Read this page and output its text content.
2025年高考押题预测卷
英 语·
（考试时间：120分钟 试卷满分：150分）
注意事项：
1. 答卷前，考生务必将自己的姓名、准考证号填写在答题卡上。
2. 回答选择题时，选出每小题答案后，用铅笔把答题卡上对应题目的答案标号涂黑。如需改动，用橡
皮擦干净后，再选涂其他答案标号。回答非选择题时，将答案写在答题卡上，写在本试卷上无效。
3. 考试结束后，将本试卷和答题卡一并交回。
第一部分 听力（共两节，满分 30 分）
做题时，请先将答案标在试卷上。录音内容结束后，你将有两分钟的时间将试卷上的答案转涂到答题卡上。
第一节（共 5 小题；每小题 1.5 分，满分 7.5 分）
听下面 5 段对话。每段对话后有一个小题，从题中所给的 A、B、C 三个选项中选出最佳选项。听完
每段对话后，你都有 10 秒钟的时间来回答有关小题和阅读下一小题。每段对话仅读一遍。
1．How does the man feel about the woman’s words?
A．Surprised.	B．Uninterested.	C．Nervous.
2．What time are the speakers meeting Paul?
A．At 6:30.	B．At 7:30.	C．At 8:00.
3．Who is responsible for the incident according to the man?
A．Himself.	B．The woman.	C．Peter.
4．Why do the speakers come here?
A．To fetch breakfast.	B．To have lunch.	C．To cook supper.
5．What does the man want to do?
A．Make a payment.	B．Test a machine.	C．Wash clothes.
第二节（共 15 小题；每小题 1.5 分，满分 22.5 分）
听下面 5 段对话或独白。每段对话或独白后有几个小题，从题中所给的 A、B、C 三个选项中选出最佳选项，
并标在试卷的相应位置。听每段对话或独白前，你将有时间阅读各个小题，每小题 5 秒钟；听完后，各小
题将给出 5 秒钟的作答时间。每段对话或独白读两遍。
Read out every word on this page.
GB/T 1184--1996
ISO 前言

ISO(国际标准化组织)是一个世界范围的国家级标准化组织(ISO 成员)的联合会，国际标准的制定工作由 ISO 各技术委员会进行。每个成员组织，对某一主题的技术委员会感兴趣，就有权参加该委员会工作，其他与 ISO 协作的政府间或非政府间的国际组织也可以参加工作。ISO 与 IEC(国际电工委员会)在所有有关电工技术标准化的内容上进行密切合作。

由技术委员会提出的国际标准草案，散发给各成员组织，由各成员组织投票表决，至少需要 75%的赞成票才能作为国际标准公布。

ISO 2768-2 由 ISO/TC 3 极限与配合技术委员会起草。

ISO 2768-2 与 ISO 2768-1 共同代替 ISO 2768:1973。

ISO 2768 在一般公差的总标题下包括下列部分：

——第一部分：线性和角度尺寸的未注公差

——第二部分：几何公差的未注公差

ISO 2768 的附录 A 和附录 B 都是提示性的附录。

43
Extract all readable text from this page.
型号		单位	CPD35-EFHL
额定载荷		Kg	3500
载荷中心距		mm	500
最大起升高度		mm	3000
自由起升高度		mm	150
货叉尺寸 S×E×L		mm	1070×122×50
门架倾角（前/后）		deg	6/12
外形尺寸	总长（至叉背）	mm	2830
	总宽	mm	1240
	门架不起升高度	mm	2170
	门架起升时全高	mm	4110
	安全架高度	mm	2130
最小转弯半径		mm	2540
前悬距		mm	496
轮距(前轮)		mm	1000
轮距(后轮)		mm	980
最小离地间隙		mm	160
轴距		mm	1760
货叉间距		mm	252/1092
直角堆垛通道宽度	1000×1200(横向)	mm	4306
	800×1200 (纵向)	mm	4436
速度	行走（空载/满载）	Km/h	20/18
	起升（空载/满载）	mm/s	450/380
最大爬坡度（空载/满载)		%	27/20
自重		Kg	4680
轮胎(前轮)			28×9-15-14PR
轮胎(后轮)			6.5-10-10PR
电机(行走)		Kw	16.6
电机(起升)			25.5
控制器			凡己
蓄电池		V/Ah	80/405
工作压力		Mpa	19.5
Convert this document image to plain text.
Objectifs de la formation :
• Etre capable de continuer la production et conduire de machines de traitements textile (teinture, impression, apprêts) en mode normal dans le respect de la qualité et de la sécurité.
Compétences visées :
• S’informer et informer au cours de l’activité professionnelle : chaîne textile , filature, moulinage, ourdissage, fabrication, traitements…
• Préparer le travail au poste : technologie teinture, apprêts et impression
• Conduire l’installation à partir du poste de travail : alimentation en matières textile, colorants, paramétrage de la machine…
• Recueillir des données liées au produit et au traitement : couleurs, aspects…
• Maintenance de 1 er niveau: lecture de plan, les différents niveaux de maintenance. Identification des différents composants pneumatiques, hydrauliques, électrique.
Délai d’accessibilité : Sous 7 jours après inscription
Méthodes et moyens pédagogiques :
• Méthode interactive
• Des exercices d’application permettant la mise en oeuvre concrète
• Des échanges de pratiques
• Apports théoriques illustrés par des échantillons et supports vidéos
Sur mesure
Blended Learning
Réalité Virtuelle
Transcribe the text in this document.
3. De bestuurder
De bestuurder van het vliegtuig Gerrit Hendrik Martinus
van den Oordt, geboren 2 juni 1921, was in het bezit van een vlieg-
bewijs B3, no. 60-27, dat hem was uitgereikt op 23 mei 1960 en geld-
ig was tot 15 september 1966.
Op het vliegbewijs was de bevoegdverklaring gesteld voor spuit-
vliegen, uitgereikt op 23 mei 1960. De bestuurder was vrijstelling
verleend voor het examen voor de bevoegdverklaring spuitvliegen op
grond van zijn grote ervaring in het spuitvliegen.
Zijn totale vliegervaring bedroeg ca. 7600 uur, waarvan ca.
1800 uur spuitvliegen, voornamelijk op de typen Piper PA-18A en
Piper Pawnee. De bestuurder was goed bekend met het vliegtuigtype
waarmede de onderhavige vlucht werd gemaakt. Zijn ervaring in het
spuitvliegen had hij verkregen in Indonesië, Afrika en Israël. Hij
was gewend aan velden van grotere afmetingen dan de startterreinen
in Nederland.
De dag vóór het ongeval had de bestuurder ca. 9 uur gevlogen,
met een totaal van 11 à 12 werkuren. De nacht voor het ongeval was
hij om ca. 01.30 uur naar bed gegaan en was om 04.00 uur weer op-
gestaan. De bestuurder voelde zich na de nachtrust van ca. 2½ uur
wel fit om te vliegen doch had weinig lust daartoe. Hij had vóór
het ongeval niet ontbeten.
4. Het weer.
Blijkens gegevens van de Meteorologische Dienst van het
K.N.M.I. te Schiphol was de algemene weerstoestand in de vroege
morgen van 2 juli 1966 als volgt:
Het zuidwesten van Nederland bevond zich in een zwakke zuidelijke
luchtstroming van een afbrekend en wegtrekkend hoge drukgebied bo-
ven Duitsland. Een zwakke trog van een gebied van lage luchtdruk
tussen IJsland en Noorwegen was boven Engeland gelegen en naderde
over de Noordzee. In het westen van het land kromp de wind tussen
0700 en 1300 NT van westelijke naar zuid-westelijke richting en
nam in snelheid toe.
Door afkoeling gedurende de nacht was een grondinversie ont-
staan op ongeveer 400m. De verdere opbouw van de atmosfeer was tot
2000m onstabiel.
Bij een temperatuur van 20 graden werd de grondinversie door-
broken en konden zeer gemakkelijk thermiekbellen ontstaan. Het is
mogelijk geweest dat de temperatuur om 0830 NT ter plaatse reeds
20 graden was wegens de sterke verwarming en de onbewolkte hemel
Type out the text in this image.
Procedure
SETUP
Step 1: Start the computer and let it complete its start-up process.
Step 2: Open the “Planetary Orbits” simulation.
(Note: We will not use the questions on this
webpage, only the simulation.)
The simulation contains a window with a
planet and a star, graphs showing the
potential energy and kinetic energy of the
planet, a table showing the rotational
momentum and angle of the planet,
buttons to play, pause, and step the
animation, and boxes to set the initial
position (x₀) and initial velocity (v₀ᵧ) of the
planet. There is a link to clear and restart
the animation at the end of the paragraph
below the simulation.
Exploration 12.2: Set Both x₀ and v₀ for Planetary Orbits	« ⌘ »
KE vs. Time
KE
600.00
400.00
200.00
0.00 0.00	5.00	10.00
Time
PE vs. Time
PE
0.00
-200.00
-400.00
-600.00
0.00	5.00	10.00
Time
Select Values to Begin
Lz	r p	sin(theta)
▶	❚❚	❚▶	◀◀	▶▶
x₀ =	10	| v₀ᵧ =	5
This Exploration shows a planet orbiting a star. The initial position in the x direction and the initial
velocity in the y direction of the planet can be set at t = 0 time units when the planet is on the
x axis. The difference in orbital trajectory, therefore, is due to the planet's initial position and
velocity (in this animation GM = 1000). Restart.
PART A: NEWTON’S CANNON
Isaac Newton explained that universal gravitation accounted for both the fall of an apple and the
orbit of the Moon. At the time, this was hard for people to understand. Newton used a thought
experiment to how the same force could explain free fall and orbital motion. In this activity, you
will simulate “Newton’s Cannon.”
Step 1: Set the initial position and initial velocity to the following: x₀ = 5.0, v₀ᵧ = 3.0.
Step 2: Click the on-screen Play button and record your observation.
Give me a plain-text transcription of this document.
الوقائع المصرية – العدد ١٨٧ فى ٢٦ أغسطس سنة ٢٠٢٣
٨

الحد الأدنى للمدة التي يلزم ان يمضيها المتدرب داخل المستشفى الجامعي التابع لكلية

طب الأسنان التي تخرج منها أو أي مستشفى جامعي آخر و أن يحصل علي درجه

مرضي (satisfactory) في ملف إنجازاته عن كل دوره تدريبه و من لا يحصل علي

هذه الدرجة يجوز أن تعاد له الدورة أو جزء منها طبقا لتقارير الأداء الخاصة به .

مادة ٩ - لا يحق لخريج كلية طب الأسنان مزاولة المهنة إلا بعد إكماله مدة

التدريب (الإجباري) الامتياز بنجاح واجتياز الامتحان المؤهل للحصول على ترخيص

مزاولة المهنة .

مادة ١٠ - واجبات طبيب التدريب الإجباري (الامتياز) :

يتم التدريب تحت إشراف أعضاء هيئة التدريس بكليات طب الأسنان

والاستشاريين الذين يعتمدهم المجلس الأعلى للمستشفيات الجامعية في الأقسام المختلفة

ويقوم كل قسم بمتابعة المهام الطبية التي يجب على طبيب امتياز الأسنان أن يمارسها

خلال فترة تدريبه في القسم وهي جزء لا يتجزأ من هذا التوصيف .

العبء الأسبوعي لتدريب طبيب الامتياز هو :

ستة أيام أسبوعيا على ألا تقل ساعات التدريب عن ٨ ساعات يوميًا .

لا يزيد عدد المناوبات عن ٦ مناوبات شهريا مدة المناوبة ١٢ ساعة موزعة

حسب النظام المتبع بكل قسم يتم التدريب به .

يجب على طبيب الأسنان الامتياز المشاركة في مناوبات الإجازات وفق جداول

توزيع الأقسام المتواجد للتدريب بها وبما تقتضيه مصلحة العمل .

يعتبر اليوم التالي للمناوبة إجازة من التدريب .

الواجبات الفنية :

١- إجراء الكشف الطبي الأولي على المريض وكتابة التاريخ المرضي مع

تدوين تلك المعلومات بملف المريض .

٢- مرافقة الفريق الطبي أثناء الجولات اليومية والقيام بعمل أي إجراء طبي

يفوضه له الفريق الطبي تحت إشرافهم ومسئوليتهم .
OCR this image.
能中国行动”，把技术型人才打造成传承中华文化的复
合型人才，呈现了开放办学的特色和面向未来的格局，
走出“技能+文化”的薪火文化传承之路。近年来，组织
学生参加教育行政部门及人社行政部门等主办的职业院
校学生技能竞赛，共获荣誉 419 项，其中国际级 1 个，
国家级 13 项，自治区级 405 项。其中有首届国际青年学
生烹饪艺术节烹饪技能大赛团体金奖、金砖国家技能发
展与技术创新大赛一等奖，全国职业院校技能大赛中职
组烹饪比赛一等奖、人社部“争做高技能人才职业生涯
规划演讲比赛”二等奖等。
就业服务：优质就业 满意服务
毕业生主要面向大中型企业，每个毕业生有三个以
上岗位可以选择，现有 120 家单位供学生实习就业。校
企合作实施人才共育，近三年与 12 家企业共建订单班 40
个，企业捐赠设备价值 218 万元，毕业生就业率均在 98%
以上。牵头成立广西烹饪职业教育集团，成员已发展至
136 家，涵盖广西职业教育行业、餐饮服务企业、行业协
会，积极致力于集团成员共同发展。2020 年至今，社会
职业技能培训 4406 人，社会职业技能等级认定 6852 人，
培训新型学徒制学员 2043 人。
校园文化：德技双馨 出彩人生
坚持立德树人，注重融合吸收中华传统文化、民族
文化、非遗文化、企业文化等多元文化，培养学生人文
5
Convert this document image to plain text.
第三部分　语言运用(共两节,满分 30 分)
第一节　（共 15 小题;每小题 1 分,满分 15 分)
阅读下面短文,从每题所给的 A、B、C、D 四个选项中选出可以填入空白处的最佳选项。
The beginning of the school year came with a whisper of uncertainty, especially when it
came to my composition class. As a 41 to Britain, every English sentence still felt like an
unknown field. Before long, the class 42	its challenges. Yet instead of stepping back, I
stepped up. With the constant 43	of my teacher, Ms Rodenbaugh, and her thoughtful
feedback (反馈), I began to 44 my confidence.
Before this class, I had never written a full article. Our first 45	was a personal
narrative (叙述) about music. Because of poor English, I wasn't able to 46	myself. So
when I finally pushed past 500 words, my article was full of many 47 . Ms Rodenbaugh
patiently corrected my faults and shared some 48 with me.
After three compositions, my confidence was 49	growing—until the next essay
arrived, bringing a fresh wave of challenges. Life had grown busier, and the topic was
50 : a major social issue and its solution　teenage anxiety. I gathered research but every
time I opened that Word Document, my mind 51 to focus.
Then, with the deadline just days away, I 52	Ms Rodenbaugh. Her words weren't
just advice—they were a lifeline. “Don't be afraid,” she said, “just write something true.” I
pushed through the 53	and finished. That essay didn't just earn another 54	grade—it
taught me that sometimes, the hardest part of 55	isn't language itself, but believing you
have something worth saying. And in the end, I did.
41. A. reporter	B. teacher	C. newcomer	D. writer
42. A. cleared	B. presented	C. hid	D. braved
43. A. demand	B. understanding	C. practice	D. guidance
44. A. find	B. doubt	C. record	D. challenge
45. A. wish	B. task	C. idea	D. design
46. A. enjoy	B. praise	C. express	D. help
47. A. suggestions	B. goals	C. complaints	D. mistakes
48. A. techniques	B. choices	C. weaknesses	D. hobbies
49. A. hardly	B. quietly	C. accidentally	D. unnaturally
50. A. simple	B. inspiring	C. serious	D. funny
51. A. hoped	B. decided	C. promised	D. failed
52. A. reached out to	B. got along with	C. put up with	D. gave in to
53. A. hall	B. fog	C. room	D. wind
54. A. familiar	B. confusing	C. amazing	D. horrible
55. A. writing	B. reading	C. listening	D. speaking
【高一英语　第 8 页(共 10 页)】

◆ ◆ ◆ ◆ ◆ ◆ ◆

◆ What to work on ◆
From the entries above, return each line with the word "从题中所给的" in it.

◆ Final result ◆
听下面 5 段对话。每段对话后有一个小题，从题中所给的 A、B、C 三个选项中选出最佳选项。听完
听下面 5 段对话或独白。每段对话或独白后有几个小题，从题中所给的 A、B、C 三个选项中选出最佳选项，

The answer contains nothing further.